▸ **TASK TO COMPLETE**:
Quote the records that follow in full, leaving the pictures out.

Extracted records:
- - - - - - -
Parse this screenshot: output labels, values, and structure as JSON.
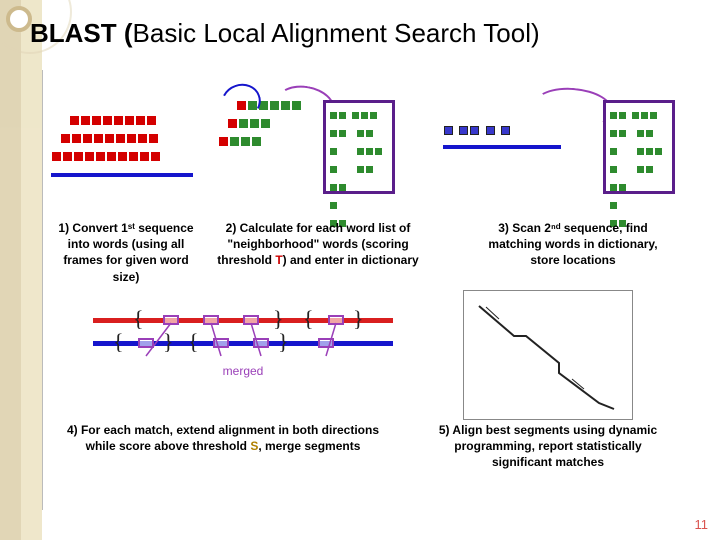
{
  "title_bold": "BLAST (",
  "title_rest": "Basic Local Alignment Search Tool)",
  "steps": {
    "s1": "1) Convert 1ˢᵗ sequence into words (using all frames for given word size)",
    "s2_a": "2) Calculate for each word list of \"neighborhood\" words (scoring threshold ",
    "s2_T": "T",
    "s2_b": ") and enter in dictionary",
    "s3": "3) Scan 2ⁿᵈ sequence, find matching words in dictionary, store locations",
    "s4_a": "4) For each match, extend alignment in both directions while score above threshold ",
    "s4_S": "S",
    "s4_b": ", merge segments",
    "s5": "5) Align best segments using dynamic programming, report statistically significant matches",
    "merged": "merged"
  },
  "page": "11"
}
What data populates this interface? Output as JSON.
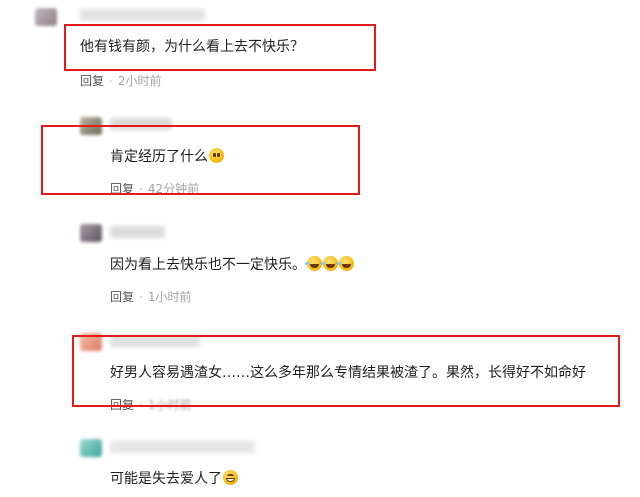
- - - - - - -
▸ **FULL RESPONSE**:
Parse this screenshot: output labels, values, and structure as JSON.
{
  "title_bold": "BLAST (",
  "title_rest": "Basic Local Alignment Search Tool)",
  "steps": {
    "s1": "1) Convert 1ˢᵗ sequence into words (using all frames for given word size)",
    "s2_a": "2) Calculate for each word list of \"neighborhood\" words (scoring threshold ",
    "s2_T": "T",
    "s2_b": ") and enter in dictionary",
    "s3": "3) Scan 2ⁿᵈ sequence, find matching words in dictionary, store locations",
    "s4_a": "4) For each match, extend alignment in both directions while score above threshold ",
    "s4_S": "S",
    "s4_b": ", merge segments",
    "s5": "5) Align best segments using dynamic programming, report statistically significant matches",
    "merged": "merged"
  },
  "page": "11"
}
What data populates this interface? Output as JSON.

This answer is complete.